**AIM:** Determine the number of lines where "членов" occurs and reply with that number by itself.

**MATERIAL SHOWN:**
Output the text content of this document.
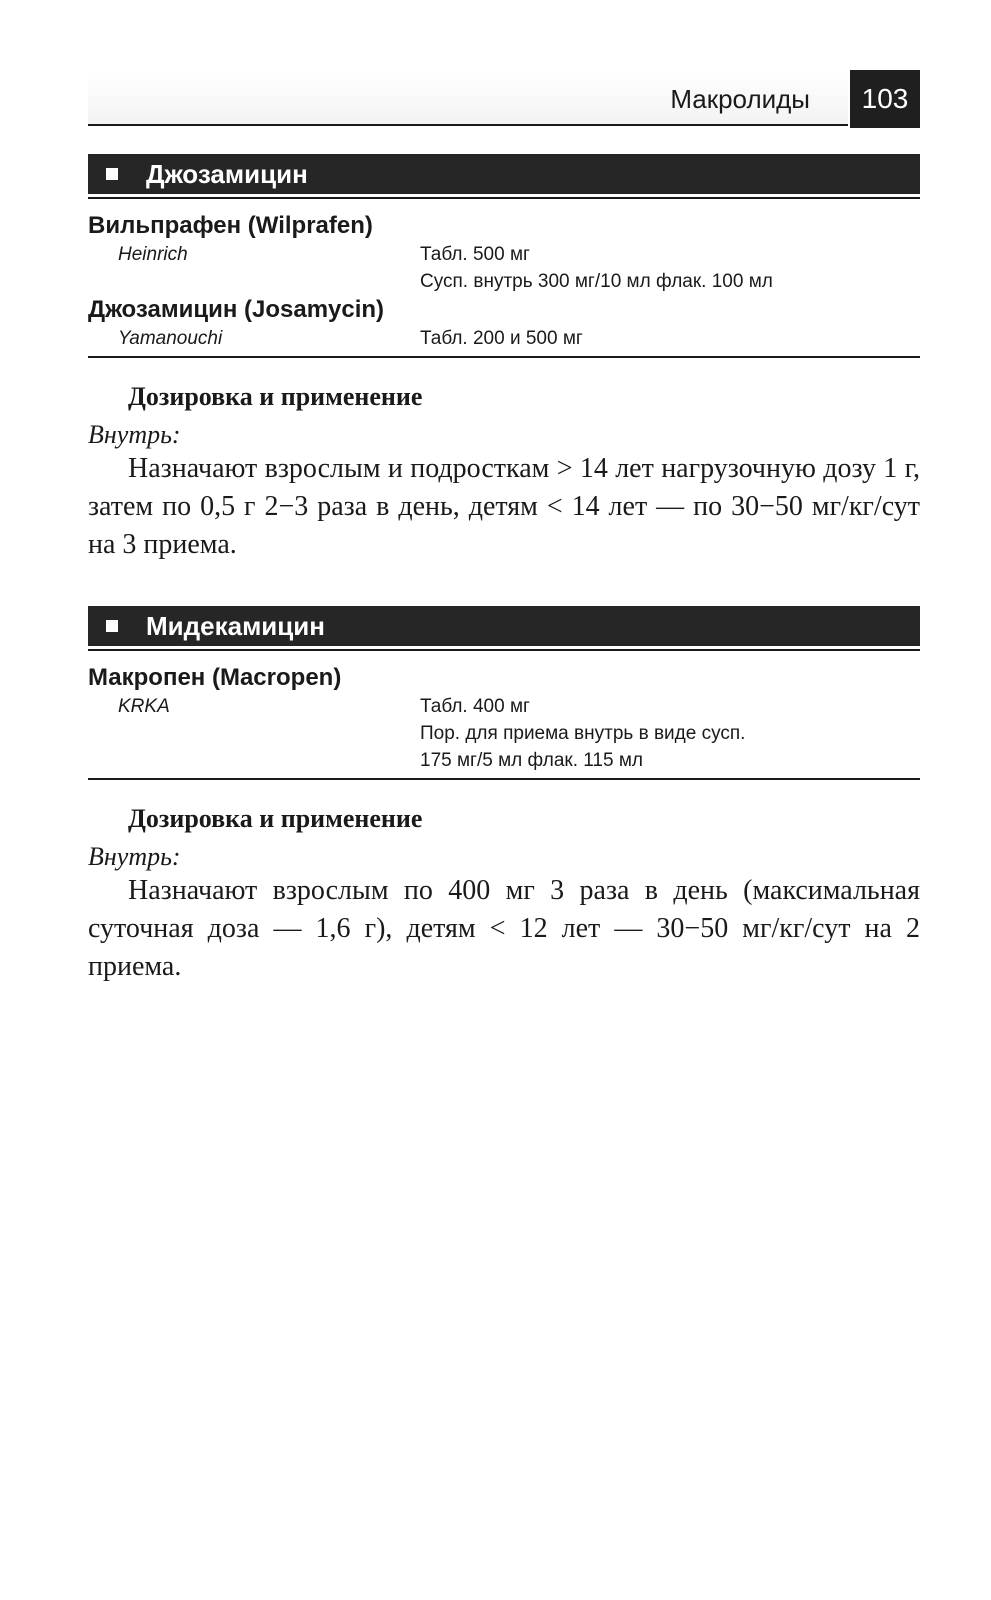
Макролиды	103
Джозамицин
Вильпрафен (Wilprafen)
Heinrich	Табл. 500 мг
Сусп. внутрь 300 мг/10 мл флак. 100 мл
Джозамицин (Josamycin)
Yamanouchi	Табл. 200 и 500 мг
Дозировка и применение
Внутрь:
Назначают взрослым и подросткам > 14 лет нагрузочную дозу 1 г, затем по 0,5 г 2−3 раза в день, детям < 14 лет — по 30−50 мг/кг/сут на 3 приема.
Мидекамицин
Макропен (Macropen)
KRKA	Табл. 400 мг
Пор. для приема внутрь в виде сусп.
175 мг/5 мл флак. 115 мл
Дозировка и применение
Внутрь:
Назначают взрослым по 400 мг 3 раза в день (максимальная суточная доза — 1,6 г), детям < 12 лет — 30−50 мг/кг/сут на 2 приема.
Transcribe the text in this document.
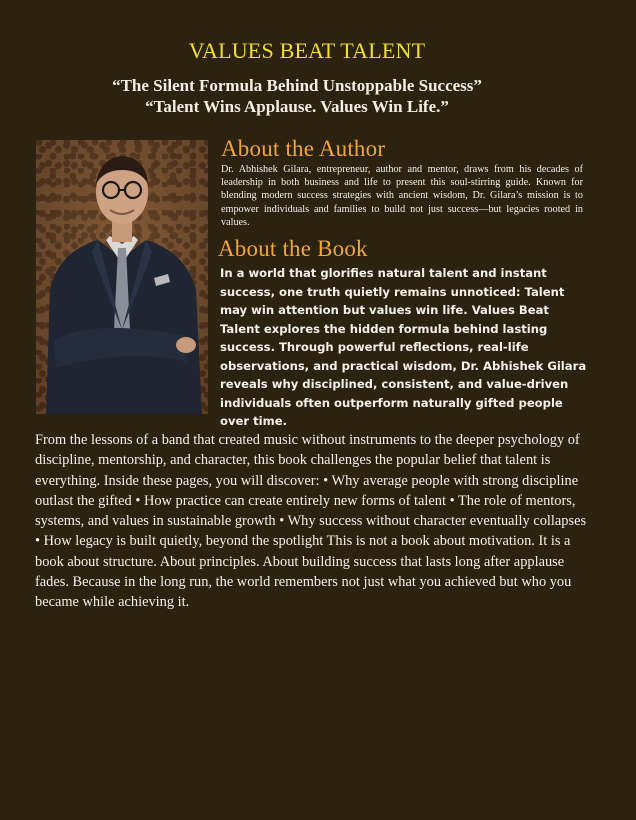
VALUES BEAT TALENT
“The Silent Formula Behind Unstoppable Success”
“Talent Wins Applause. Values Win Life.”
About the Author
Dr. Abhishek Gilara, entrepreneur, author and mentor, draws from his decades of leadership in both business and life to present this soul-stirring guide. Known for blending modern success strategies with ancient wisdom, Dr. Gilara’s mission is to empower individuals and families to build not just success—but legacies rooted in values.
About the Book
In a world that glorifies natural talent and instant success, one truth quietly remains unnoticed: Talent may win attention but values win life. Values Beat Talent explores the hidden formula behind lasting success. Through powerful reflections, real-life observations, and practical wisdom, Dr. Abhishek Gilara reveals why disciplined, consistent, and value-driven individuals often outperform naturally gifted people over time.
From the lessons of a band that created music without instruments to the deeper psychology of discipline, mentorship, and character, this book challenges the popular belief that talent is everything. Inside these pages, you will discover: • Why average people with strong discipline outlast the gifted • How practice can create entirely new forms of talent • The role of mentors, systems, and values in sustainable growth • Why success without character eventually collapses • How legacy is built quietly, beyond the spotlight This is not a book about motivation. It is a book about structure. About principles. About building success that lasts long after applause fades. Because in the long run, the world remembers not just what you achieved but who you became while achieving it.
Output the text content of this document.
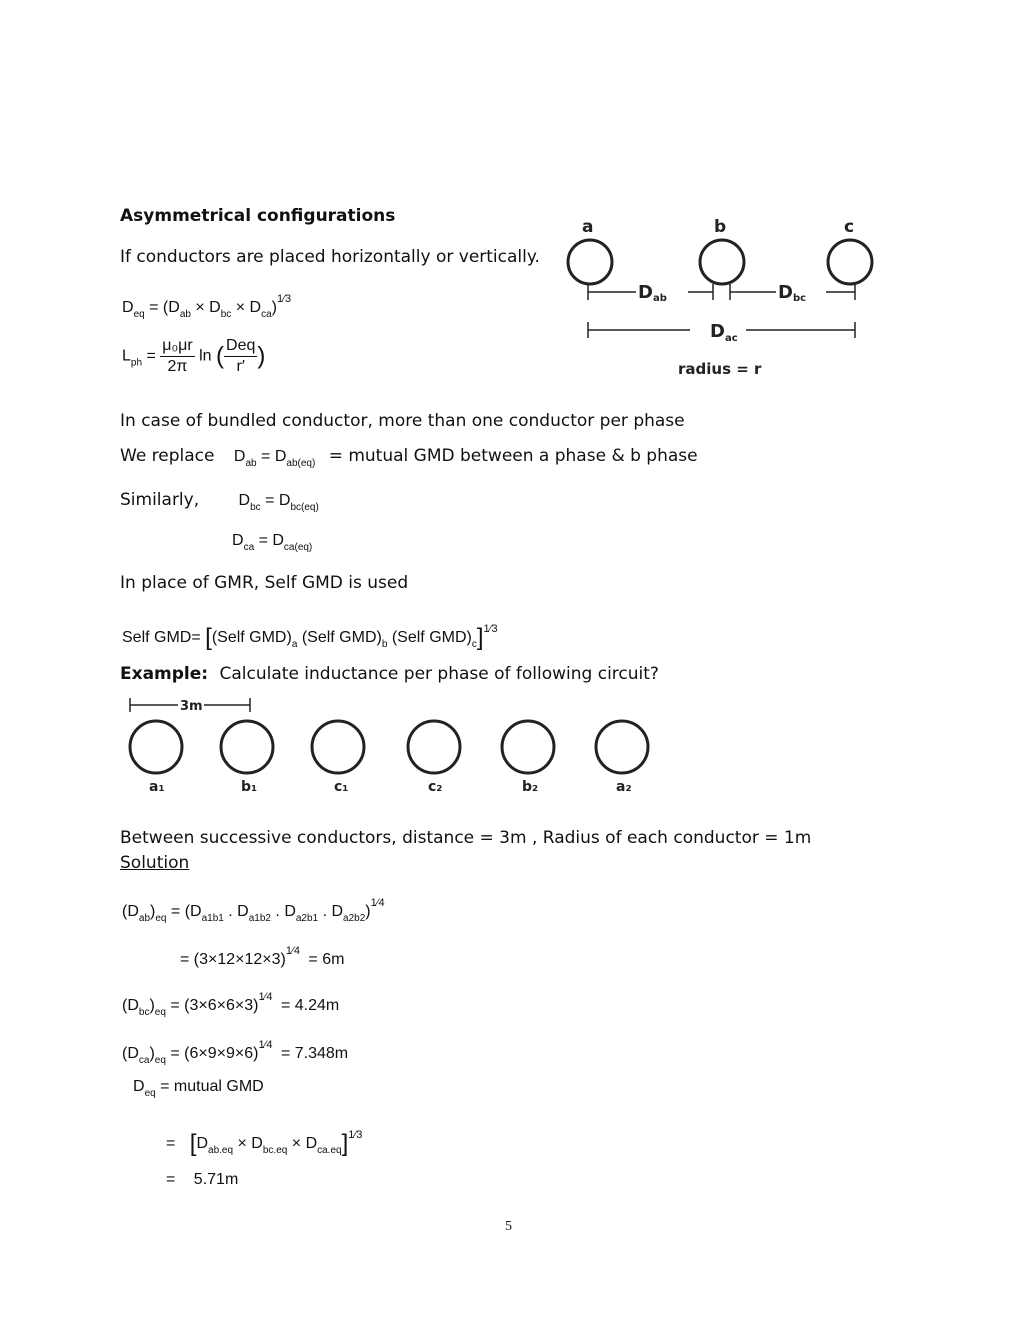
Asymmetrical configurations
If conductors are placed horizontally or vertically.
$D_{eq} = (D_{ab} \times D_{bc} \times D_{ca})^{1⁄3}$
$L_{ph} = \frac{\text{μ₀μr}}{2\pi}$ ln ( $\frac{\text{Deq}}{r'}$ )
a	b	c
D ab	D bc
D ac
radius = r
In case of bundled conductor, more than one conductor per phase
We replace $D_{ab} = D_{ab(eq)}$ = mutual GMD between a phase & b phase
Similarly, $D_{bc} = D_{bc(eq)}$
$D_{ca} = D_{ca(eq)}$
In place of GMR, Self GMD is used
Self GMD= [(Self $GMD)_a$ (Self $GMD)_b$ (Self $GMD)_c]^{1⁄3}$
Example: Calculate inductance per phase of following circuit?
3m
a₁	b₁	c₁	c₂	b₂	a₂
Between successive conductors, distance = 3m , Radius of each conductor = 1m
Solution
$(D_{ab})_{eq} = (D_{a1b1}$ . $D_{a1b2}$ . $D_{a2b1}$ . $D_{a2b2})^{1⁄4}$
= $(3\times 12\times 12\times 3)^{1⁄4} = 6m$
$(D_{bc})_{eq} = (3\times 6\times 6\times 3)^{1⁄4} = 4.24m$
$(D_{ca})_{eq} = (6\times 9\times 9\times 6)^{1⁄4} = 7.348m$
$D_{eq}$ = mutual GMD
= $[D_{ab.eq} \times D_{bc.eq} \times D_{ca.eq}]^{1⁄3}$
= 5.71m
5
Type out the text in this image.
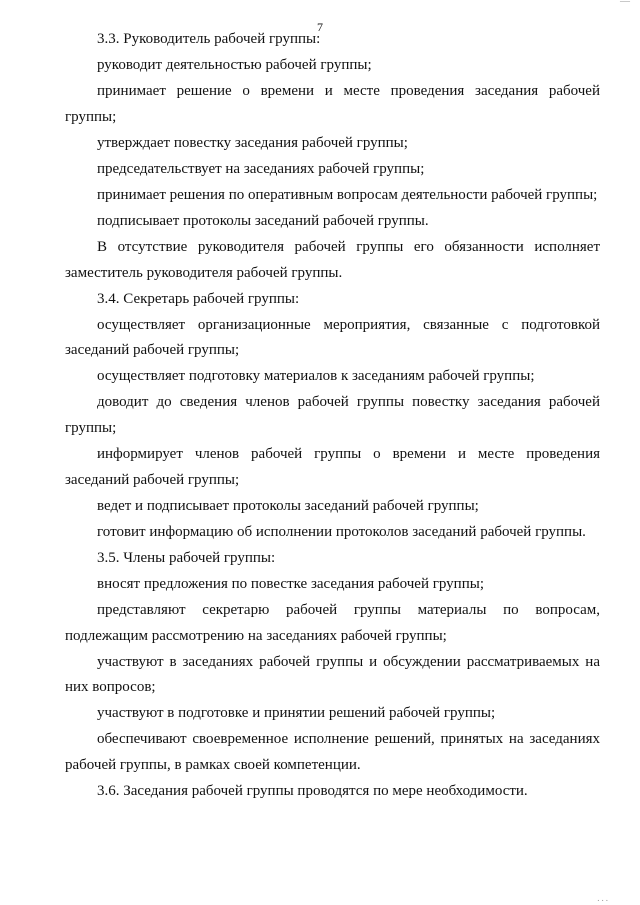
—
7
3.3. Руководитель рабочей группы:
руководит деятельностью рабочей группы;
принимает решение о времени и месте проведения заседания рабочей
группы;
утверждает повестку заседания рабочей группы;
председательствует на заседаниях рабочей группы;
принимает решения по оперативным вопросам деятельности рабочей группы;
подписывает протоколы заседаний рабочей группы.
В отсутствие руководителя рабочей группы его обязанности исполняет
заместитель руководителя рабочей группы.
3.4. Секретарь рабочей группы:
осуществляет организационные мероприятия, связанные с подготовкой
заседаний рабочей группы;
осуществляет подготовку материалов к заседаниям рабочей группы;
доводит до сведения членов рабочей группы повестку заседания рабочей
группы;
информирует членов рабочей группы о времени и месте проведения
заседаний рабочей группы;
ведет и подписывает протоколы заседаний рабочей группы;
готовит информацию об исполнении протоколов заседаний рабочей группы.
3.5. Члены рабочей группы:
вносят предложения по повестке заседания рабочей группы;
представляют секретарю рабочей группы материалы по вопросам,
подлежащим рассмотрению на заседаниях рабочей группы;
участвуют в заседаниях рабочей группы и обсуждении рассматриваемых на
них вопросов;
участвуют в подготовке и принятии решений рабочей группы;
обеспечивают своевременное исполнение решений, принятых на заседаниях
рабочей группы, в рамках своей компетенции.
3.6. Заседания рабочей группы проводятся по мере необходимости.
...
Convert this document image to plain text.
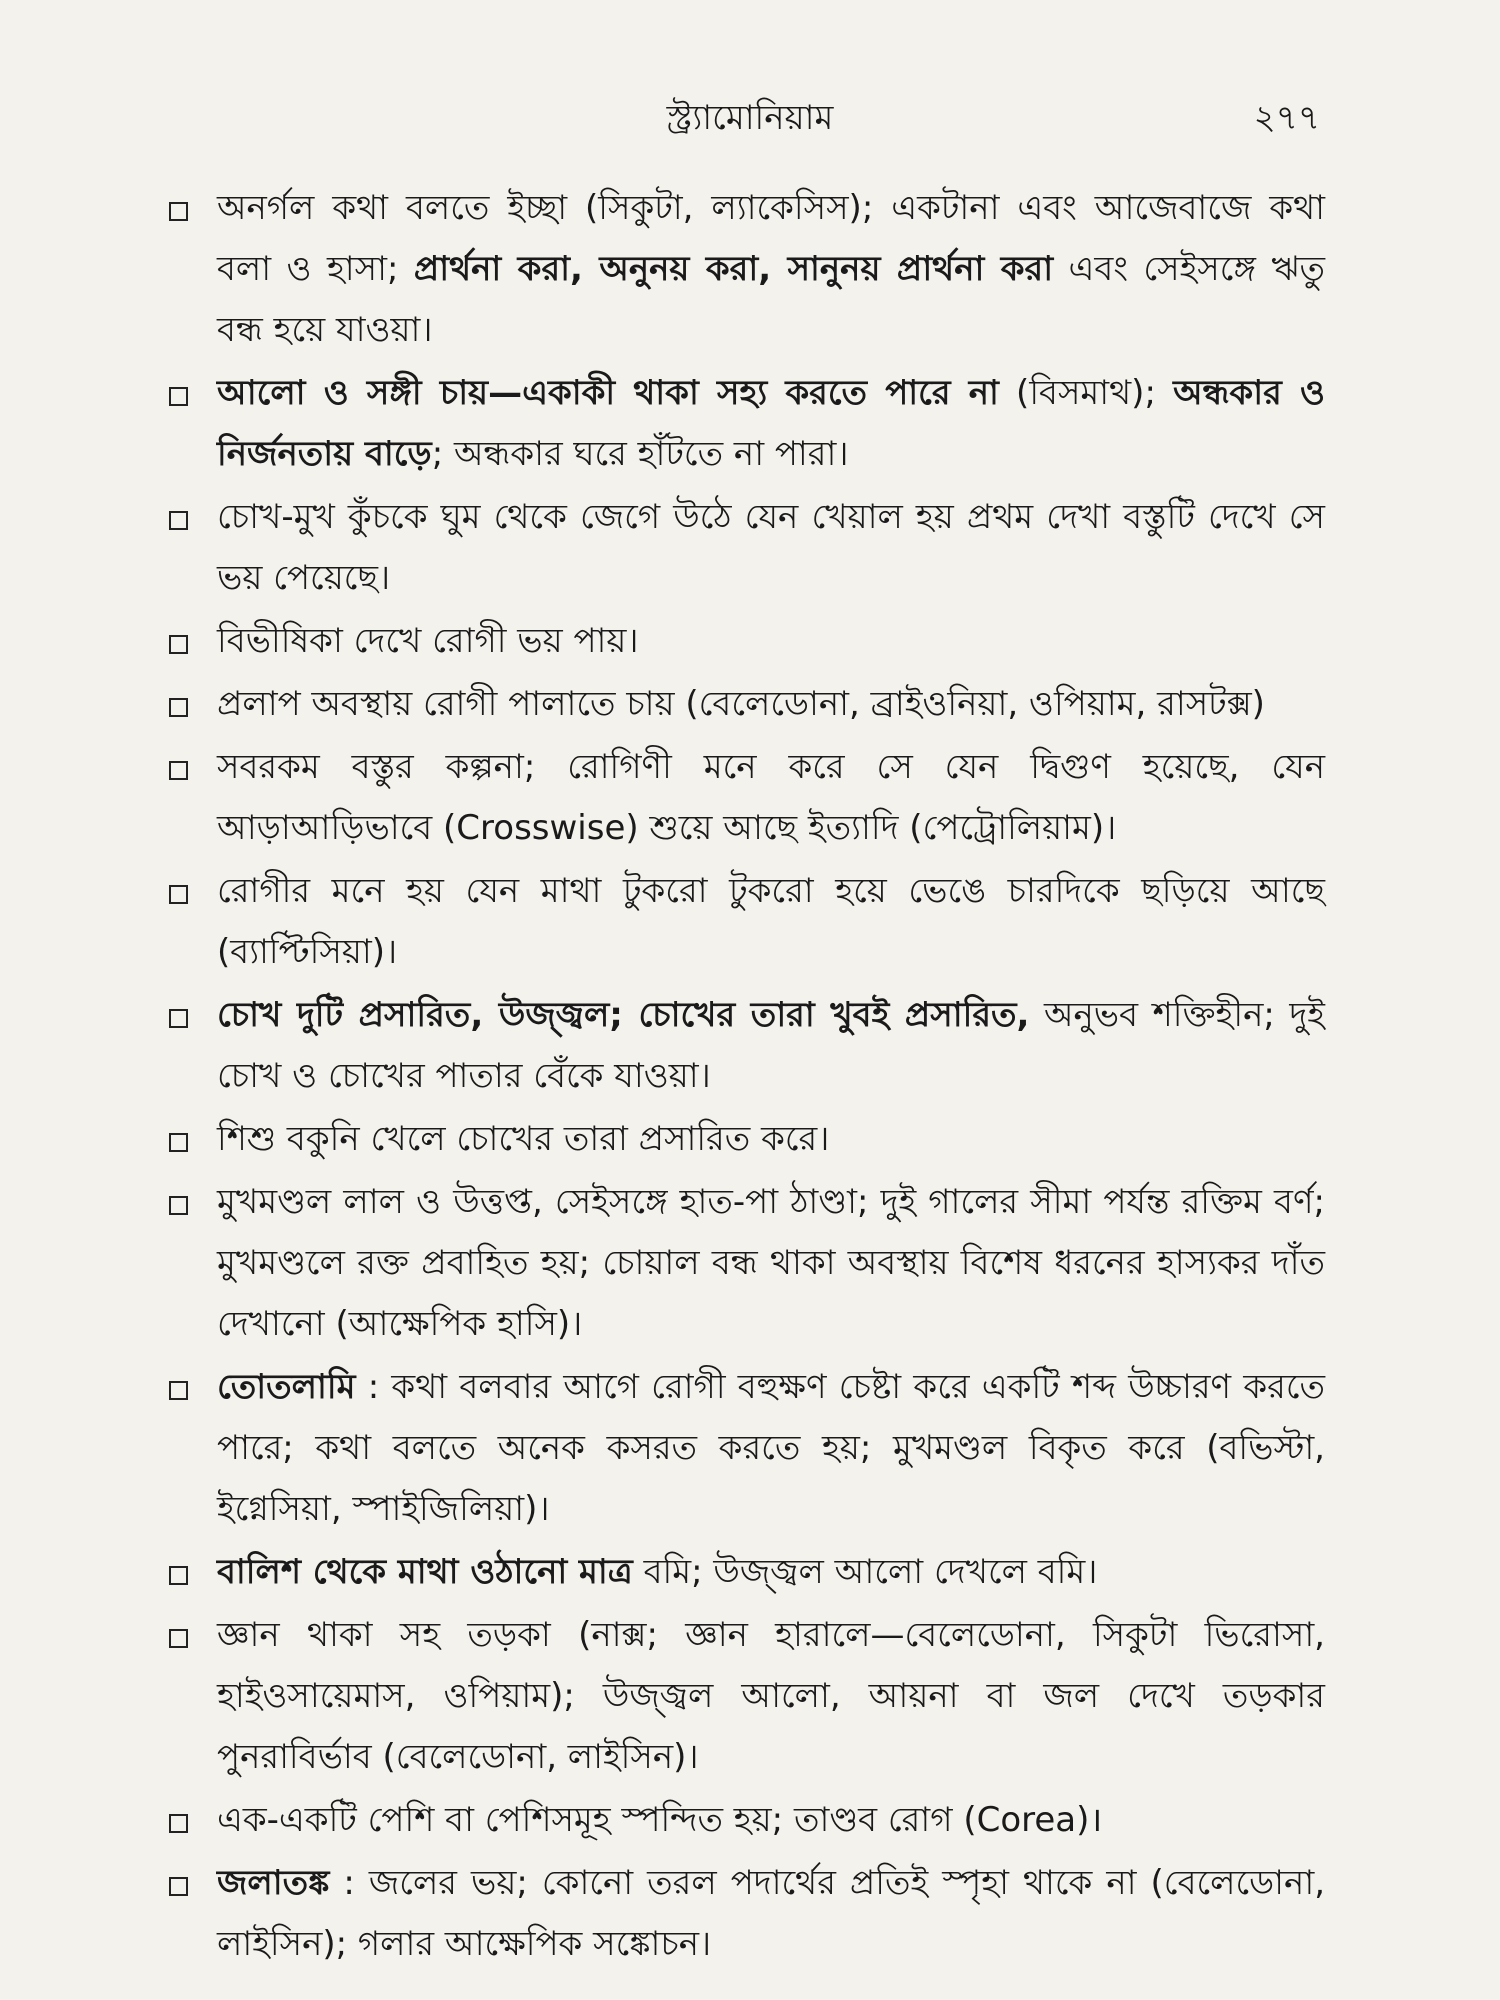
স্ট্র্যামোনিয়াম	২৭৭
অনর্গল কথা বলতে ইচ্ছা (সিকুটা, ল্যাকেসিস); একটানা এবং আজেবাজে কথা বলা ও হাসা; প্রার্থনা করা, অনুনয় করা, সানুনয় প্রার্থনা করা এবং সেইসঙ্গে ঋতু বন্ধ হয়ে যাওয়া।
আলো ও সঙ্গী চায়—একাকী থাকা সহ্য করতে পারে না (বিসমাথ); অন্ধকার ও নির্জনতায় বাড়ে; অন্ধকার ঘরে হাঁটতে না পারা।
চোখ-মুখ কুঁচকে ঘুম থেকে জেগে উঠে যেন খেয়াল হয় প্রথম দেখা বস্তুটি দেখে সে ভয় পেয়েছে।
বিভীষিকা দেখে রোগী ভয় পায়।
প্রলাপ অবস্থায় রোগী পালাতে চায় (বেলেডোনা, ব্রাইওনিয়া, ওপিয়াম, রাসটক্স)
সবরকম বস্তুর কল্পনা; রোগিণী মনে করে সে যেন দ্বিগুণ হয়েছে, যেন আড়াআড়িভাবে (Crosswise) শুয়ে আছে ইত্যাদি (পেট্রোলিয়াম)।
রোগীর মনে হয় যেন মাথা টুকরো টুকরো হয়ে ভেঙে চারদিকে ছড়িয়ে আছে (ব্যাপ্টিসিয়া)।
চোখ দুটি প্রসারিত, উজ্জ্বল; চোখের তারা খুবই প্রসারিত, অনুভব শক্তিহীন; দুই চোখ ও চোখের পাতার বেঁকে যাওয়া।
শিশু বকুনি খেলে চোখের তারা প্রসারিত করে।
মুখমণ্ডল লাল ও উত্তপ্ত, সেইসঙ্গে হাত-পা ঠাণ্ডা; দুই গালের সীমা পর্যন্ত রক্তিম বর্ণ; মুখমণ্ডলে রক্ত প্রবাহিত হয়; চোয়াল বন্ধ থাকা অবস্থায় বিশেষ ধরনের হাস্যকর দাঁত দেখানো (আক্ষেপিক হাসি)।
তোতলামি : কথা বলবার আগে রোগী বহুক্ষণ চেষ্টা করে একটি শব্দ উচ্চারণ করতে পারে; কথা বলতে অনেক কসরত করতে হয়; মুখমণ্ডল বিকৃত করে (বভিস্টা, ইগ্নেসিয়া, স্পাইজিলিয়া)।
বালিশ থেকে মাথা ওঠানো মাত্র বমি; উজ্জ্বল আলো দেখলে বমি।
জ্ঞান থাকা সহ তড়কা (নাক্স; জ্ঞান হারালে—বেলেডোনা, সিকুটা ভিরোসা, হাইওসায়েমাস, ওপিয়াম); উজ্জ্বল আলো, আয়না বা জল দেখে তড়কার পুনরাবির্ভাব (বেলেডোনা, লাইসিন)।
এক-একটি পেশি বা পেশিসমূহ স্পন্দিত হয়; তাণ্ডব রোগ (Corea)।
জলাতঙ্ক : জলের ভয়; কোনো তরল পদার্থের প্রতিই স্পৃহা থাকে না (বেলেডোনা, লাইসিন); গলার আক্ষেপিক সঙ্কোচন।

**TASK OUTPUT:** 2